WRITTEN EXERCISE - Write out, word for word, every line from the one containing "Extract the structured" through the last line of the records below, both ends included.

PROVIDED RECORDS -

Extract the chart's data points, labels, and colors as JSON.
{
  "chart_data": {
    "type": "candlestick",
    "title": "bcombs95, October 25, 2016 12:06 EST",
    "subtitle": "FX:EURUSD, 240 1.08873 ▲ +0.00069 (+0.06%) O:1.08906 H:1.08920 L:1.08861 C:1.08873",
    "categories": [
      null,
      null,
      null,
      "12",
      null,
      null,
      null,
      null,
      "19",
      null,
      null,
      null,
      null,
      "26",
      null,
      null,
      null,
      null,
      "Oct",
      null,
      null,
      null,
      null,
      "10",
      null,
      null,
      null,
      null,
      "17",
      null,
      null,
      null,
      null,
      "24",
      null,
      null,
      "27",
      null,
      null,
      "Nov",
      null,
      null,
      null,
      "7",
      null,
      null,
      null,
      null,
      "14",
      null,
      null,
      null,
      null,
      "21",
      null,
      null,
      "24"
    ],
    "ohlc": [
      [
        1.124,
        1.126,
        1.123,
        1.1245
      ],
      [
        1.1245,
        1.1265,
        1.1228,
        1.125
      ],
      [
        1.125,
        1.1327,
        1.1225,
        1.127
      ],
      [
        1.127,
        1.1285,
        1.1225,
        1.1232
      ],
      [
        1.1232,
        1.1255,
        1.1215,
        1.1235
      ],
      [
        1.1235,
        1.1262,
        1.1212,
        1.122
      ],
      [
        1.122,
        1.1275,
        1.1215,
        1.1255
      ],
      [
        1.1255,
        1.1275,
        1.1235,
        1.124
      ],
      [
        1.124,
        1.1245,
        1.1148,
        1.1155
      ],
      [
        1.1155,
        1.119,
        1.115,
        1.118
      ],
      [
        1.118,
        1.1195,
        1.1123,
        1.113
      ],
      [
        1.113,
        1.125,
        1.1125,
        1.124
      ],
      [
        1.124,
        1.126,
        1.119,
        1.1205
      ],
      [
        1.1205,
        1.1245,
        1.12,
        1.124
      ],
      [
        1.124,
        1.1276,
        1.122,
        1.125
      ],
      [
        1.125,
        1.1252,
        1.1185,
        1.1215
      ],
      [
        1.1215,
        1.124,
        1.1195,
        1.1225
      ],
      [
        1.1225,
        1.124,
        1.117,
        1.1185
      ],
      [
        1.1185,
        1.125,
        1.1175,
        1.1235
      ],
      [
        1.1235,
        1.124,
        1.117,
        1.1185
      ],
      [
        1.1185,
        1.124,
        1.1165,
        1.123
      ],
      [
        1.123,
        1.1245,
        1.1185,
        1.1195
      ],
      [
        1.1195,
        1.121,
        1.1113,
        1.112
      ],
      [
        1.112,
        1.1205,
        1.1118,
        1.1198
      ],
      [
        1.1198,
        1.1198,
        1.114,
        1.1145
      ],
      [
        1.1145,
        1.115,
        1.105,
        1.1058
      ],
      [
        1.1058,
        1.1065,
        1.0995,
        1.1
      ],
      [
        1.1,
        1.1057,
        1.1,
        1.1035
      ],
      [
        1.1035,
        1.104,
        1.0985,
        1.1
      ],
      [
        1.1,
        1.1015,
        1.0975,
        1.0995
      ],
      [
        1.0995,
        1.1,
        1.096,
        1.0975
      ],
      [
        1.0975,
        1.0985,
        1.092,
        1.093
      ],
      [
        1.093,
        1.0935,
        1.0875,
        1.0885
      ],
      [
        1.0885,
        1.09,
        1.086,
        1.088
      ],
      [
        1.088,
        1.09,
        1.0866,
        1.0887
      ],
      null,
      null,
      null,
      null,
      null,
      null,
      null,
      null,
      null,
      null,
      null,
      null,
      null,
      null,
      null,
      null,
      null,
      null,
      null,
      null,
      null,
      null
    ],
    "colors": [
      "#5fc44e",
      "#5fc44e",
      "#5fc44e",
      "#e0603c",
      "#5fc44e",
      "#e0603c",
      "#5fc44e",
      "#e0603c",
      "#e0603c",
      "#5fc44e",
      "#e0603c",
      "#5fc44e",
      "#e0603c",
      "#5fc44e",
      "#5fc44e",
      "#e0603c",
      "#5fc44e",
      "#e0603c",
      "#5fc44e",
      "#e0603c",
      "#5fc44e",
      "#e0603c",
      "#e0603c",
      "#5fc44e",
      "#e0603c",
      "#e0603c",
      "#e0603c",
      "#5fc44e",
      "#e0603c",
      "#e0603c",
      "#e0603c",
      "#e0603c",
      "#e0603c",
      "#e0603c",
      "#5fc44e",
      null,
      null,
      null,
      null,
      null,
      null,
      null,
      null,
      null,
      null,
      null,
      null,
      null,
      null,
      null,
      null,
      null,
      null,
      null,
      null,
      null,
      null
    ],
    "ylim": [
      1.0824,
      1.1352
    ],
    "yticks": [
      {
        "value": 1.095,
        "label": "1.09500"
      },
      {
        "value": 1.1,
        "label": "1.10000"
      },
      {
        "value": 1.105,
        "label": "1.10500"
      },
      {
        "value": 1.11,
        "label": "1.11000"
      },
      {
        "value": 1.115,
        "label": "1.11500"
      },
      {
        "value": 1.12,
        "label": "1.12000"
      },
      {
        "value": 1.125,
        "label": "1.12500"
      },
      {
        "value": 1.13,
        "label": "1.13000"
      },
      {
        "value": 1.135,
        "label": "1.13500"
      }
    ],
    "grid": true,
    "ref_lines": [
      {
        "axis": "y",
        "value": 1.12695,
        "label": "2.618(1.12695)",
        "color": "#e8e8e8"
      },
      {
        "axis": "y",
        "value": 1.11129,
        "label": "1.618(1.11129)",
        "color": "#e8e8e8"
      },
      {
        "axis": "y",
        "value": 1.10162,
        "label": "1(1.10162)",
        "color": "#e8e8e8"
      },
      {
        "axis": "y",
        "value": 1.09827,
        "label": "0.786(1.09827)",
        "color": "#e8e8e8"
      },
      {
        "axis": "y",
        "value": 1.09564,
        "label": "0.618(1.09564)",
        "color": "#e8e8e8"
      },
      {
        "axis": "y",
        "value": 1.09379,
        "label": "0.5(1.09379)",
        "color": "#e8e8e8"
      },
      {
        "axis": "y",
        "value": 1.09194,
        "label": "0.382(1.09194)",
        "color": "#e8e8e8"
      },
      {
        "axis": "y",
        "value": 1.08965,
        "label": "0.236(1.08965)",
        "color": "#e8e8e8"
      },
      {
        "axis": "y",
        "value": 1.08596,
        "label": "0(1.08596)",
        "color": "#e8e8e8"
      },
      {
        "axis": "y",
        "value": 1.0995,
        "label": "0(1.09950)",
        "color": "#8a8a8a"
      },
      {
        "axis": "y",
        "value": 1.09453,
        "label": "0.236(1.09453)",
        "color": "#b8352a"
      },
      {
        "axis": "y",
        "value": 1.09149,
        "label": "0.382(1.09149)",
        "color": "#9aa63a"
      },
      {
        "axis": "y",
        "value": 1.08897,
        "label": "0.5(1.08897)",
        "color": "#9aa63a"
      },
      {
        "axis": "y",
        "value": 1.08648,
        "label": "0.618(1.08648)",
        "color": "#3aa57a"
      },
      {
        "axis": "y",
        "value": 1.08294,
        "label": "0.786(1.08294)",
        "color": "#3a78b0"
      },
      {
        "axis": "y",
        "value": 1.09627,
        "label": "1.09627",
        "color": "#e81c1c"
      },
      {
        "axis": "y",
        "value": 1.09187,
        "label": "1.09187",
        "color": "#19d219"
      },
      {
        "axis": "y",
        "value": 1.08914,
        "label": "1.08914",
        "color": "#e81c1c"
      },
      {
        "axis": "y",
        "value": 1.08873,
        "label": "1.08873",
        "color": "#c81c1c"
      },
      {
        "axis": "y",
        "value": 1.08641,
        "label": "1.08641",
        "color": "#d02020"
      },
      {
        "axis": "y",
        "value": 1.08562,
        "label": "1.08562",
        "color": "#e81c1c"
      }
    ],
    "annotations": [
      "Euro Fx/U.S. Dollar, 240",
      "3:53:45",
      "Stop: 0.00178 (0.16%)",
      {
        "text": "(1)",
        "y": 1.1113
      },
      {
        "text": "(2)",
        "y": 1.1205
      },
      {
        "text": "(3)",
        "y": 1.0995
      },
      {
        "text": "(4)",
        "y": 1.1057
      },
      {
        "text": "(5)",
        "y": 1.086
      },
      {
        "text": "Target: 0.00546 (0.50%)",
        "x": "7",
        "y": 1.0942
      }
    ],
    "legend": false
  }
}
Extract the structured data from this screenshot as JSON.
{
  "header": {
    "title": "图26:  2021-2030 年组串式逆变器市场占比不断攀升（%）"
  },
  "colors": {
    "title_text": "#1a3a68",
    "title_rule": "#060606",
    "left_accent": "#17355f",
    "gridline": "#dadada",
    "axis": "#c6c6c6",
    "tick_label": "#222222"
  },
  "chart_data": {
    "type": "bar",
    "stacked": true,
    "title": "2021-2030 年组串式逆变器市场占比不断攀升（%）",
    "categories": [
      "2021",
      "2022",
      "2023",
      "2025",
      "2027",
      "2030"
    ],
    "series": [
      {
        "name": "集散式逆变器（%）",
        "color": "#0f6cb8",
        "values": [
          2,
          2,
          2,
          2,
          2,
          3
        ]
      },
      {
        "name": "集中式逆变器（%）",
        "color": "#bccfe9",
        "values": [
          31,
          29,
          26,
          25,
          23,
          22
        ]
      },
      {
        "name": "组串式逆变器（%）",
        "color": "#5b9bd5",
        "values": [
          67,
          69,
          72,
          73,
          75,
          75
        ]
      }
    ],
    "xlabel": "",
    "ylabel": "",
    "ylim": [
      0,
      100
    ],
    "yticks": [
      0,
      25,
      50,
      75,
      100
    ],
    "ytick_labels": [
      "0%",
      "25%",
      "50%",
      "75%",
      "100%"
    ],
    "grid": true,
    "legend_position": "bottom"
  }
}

SOLUTION TO THE EXERCISE -
Extract the structured data from this screenshot as JSON.
{
  "header": {
    "title": "图26:  2021-2030 年组串式逆变器市场占比不断攀升（%）"
  },
  "colors": {
    "title_text": "#1a3a68",
    "title_rule": "#060606",
    "left_accent": "#17355f",
    "gridline": "#dadada",
    "axis": "#c6c6c6",
    "tick_label": "#222222"
  },
  "chart_data": {
    "type": "bar",
    "stacked": true,
    "title": "2021-2030 年组串式逆变器市场占比不断攀升（%）",
    "categories": [
      "2021",
      "2022",
      "2023",
      "2025",
      "2027",
      "2030"
    ],
    "series": [
      {
        "name": "集散式逆变器（%）",
        "color": "#0f6cb8",
        "values": [
          2,
          2,
          2,
          2,
          2,
          3
        ]
      },
      {
        "name": "集中式逆变器（%）",
        "color": "#bccfe9",
        "values": [
          31,
          29,
          26,
          25,
          23,
          22
        ]
      },
      {
        "name": "组串式逆变器（%）",
        "color": "#5b9bd5",
        "values": [
          67,
          69,
          72,
          73,
          75,
          75
        ]
      }
    ],
    "xlabel": "",
    "ylabel": "",
    "ylim": [
      0,
      100
    ],
    "yticks": [
      0,
      25,
      50,
      75,
      100
    ],
    "ytick_labels": [
      "0%",
      "25%",
      "50%",
      "75%",
      "100%"
    ],
    "grid": true,
    "legend_position": "bottom"
  }
}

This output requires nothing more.